■ PROBLEM STATEMENT: Scan the lines below for the word "vers". Copy each line you find it in.

[Stored data]
= = = =
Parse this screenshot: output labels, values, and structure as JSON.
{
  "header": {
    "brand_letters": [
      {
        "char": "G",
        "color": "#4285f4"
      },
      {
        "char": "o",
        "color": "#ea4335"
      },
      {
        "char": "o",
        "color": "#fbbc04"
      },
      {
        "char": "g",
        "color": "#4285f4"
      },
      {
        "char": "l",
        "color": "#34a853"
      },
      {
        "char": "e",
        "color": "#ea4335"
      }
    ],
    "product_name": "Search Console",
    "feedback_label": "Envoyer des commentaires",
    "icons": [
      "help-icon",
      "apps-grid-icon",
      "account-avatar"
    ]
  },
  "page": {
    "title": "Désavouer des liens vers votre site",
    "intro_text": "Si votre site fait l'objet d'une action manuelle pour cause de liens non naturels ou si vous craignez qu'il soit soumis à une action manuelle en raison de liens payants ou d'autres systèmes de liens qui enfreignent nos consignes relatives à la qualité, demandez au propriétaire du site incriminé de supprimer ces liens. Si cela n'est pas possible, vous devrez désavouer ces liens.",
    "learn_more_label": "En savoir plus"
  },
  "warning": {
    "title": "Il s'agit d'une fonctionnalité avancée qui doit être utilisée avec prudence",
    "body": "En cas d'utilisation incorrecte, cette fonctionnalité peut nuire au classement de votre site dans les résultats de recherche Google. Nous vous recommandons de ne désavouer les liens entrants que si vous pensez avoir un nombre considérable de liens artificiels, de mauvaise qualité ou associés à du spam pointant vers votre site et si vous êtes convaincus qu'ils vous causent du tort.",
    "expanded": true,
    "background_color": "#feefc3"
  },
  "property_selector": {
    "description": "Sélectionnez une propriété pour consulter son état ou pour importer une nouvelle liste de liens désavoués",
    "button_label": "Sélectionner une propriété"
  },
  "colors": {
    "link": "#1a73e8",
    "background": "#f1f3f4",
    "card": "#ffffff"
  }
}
= = = =
■ FULL OUTPUT:
    "title": "Désavouer des liens vers votre site",
    "body": "En cas d'utilisation incorrecte, cette fonctionnalité peut nuire au classement de votre site dans les résultats de recherche Google. Nous vous recommandons de ne désavouer les liens entrants que si vous pensez avoir un nombre considérable de liens artificiels, de mauvaise qualité ou associés à du spam pointant vers votre site et si vous êtes convaincus qu'ils vous causent du tort.",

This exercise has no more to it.